Written exercise
Take the material below and retype it in full; pictures are left out.

Supplied entries
____________
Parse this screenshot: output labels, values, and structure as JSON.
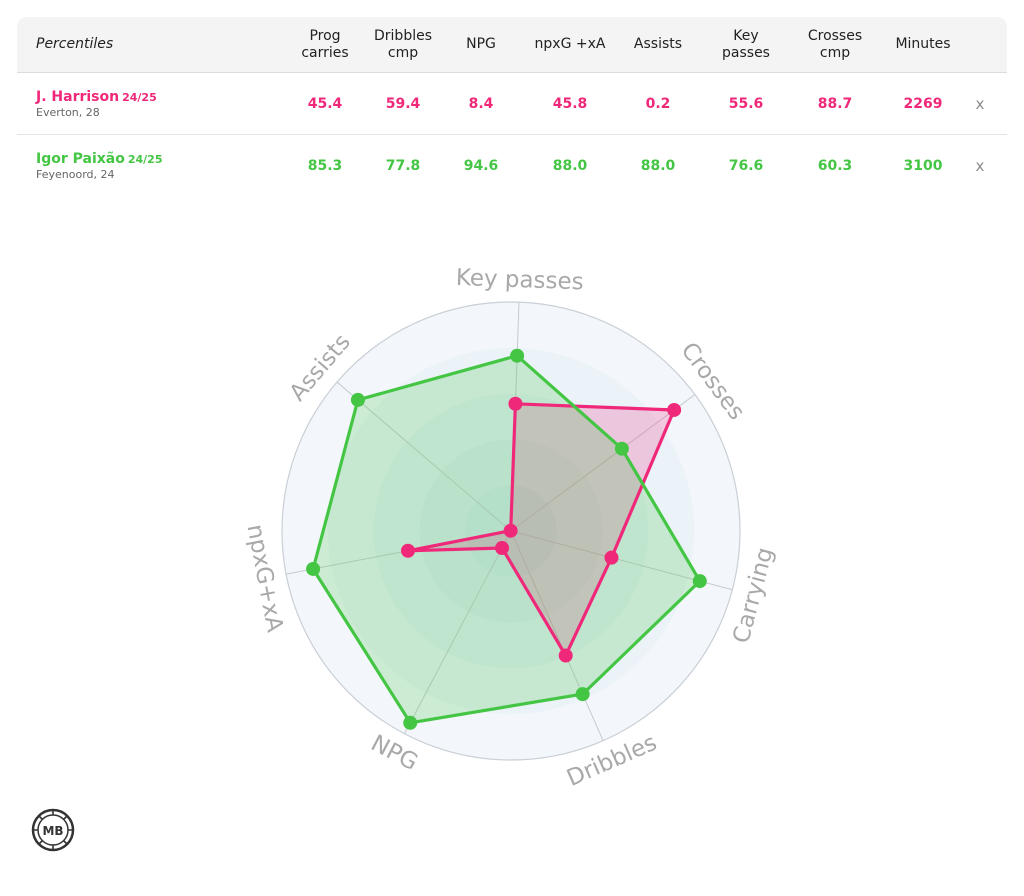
{
  "table": {
    "header_first": "Percentiles",
    "columns": [
      "Prog\ncarries",
      "Dribbles\ncmp",
      "NPG",
      "npxG +xA",
      "Assists",
      "Key\npasses",
      "Crosses\ncmp",
      "Minutes"
    ],
    "remove_label": "x",
    "players": [
      {
        "name": "J. Harrison",
        "season": "24/25",
        "info": "Everton, 28",
        "color": "#f0287a",
        "values": [
          "45.4",
          "59.4",
          "8.4",
          "45.8",
          "0.2",
          "55.6",
          "88.7",
          "2269"
        ]
      },
      {
        "name": "Igor Paixão",
        "season": "24/25",
        "info": "Feyenoord, 24",
        "color": "#44c644",
        "values": [
          "85.3",
          "77.8",
          "94.6",
          "88.0",
          "88.0",
          "76.6",
          "60.3",
          "3100"
        ]
      }
    ]
  },
  "chart_data": {
    "type": "radar",
    "axes": [
      "Key passes",
      "Crosses",
      "Carrying",
      "Dribbles",
      "NPG",
      "npxG+xA",
      "Assists"
    ],
    "range": [
      0,
      100
    ],
    "series": [
      {
        "name": "J. Harrison",
        "color": "#f0287a",
        "values": [
          55.6,
          88.7,
          45.4,
          59.4,
          8.4,
          45.8,
          0.2
        ]
      },
      {
        "name": "Igor Paixão",
        "color": "#44c644",
        "values": [
          76.6,
          60.3,
          85.3,
          77.8,
          94.6,
          88.0,
          88.0
        ]
      }
    ]
  },
  "logo": {
    "text": "MB"
  }
}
____________
Answer to the task
Parse this screenshot: output labels, values, and structure as JSON.
{
  "table": {
    "header_first": "Percentiles",
    "columns": [
      "Prog\ncarries",
      "Dribbles\ncmp",
      "NPG",
      "npxG +xA",
      "Assists",
      "Key\npasses",
      "Crosses\ncmp",
      "Minutes"
    ],
    "remove_label": "x",
    "players": [
      {
        "name": "J. Harrison",
        "season": "24/25",
        "info": "Everton, 28",
        "color": "#f0287a",
        "values": [
          "45.4",
          "59.4",
          "8.4",
          "45.8",
          "0.2",
          "55.6",
          "88.7",
          "2269"
        ]
      },
      {
        "name": "Igor Paixão",
        "season": "24/25",
        "info": "Feyenoord, 24",
        "color": "#44c644",
        "values": [
          "85.3",
          "77.8",
          "94.6",
          "88.0",
          "88.0",
          "76.6",
          "60.3",
          "3100"
        ]
      }
    ]
  },
  "chart_data": {
    "type": "radar",
    "axes": [
      "Key passes",
      "Crosses",
      "Carrying",
      "Dribbles",
      "NPG",
      "npxG+xA",
      "Assists"
    ],
    "range": [
      0,
      100
    ],
    "series": [
      {
        "name": "J. Harrison",
        "color": "#f0287a",
        "values": [
          55.6,
          88.7,
          45.4,
          59.4,
          8.4,
          45.8,
          0.2
        ]
      },
      {
        "name": "Igor Paixão",
        "color": "#44c644",
        "values": [
          76.6,
          60.3,
          85.3,
          77.8,
          94.6,
          88.0,
          88.0
        ]
      }
    ]
  },
  "logo": {
    "text": "MB"
  }
}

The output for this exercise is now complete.